>> start ENTRIES SHOWN

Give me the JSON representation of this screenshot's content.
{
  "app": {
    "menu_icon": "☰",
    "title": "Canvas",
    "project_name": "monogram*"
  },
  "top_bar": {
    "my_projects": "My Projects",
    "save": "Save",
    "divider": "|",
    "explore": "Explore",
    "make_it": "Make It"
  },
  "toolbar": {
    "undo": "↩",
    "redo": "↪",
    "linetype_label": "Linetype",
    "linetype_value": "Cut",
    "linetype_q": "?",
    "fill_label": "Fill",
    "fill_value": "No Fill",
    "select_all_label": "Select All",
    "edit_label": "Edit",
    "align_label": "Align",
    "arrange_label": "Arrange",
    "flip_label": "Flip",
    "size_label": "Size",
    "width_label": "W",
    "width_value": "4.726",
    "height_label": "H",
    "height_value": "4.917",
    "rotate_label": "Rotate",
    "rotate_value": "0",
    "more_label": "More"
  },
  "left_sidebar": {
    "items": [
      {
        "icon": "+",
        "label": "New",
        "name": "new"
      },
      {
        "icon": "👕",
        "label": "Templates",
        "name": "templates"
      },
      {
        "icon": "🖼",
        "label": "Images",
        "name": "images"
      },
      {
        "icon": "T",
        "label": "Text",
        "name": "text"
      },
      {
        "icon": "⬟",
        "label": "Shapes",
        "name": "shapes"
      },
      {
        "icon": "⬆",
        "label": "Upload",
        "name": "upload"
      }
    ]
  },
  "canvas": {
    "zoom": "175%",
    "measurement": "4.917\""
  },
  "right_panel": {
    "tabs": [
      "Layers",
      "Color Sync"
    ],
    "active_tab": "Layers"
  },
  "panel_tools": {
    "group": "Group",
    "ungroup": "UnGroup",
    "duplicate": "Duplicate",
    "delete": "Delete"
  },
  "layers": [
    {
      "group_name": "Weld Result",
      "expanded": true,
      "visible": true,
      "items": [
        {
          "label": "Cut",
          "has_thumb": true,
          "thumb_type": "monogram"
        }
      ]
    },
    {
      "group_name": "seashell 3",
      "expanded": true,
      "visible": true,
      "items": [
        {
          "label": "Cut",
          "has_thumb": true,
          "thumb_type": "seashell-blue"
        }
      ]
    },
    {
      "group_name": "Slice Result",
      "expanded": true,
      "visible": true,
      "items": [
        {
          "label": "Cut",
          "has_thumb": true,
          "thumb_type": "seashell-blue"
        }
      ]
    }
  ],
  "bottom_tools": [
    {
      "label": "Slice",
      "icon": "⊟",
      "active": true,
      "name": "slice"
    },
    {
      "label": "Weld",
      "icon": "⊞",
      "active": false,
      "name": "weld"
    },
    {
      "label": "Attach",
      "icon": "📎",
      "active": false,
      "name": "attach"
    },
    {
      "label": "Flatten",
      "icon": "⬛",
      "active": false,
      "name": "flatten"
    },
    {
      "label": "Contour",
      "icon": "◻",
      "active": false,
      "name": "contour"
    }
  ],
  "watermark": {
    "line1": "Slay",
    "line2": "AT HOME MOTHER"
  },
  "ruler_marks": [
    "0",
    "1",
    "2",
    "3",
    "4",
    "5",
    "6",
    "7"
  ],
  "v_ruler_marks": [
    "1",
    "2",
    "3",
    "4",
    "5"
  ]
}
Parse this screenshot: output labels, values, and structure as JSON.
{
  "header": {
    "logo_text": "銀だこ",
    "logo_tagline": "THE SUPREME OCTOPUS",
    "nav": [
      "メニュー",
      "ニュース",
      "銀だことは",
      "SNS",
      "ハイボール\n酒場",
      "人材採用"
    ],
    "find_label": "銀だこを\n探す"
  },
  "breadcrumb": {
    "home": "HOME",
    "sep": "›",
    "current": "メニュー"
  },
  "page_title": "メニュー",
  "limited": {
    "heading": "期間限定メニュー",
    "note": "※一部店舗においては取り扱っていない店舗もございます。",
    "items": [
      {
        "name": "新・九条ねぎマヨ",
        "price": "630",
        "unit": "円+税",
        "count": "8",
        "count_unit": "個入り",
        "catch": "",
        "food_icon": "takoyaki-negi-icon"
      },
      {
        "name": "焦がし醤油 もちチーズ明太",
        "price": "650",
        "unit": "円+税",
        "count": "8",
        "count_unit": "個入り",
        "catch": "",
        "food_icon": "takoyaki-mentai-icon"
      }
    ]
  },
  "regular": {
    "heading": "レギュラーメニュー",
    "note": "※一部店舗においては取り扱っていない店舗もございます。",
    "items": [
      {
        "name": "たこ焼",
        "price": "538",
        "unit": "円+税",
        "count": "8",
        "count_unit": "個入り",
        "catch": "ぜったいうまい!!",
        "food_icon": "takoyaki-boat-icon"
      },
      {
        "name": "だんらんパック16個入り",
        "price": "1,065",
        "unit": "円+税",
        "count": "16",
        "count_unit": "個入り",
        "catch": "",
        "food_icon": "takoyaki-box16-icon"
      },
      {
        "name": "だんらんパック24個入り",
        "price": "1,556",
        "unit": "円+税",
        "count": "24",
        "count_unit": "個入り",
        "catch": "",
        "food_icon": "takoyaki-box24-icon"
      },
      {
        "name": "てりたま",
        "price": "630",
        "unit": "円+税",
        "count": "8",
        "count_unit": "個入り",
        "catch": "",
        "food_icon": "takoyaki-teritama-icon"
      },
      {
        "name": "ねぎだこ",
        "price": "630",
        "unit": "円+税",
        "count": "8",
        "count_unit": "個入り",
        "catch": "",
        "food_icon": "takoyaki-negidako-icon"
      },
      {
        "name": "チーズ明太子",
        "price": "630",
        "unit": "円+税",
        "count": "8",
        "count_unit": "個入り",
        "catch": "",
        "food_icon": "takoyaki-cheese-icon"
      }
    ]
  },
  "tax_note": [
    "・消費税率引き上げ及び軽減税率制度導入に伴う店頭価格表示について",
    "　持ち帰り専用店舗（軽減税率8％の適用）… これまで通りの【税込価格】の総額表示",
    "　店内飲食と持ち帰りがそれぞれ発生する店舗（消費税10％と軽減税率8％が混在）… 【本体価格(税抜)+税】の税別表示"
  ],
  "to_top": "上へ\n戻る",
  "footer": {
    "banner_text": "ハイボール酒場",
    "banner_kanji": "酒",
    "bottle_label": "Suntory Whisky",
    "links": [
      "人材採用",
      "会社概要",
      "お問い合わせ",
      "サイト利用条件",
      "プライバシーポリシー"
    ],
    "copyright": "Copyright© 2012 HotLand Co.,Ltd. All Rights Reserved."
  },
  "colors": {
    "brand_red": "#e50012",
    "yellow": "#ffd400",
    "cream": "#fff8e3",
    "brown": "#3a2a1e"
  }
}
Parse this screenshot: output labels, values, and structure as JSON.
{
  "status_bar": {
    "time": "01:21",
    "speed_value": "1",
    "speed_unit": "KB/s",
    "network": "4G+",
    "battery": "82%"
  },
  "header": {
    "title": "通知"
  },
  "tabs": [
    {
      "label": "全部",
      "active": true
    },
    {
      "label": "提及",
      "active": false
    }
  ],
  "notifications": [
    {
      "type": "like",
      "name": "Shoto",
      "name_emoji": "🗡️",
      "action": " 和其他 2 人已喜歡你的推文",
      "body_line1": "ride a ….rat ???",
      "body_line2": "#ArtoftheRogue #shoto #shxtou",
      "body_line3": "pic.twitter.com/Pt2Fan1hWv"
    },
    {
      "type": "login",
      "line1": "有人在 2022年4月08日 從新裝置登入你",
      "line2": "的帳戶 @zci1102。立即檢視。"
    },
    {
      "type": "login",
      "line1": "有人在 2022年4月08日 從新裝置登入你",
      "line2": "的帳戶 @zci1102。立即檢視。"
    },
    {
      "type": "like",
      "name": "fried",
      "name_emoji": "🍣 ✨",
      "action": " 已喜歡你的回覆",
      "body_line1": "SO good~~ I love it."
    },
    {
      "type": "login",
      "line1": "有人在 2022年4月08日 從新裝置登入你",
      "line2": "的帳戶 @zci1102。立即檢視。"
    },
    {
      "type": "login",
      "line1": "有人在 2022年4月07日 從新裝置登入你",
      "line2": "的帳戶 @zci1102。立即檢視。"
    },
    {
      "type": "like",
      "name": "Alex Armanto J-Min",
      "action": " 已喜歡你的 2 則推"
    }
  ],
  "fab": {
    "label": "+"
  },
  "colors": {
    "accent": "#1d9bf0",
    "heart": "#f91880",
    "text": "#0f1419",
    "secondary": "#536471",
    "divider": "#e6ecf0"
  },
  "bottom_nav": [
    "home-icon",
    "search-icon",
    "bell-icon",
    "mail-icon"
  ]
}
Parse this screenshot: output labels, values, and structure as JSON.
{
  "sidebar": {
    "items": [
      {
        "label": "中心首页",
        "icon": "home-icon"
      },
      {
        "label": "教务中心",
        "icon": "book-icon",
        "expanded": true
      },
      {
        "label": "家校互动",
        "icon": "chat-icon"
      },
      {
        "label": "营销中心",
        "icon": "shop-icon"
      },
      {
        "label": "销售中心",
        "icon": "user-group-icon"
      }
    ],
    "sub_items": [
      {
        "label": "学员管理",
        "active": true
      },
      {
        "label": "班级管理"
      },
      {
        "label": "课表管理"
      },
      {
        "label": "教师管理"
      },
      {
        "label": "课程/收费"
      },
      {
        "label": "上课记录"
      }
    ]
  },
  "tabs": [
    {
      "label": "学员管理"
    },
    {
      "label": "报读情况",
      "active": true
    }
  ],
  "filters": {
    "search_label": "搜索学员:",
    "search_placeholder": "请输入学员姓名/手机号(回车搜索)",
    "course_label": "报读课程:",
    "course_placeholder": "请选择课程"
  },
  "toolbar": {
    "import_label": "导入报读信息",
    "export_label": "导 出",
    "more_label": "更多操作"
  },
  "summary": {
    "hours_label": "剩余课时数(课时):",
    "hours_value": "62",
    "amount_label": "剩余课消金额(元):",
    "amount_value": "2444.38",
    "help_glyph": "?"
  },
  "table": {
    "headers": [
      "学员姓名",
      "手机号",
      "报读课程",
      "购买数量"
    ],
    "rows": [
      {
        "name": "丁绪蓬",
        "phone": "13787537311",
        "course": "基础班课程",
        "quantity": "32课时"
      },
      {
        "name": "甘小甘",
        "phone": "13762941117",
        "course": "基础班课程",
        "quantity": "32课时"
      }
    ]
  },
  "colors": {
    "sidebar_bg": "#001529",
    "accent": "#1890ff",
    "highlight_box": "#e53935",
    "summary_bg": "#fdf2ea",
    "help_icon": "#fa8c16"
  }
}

>> end ENTRIES SHOWN

> TASK DIRECTIONS
Establish how many lines of the records contain the string "heading" and state that number without elaboration.

> EXERCISE ANSWER
2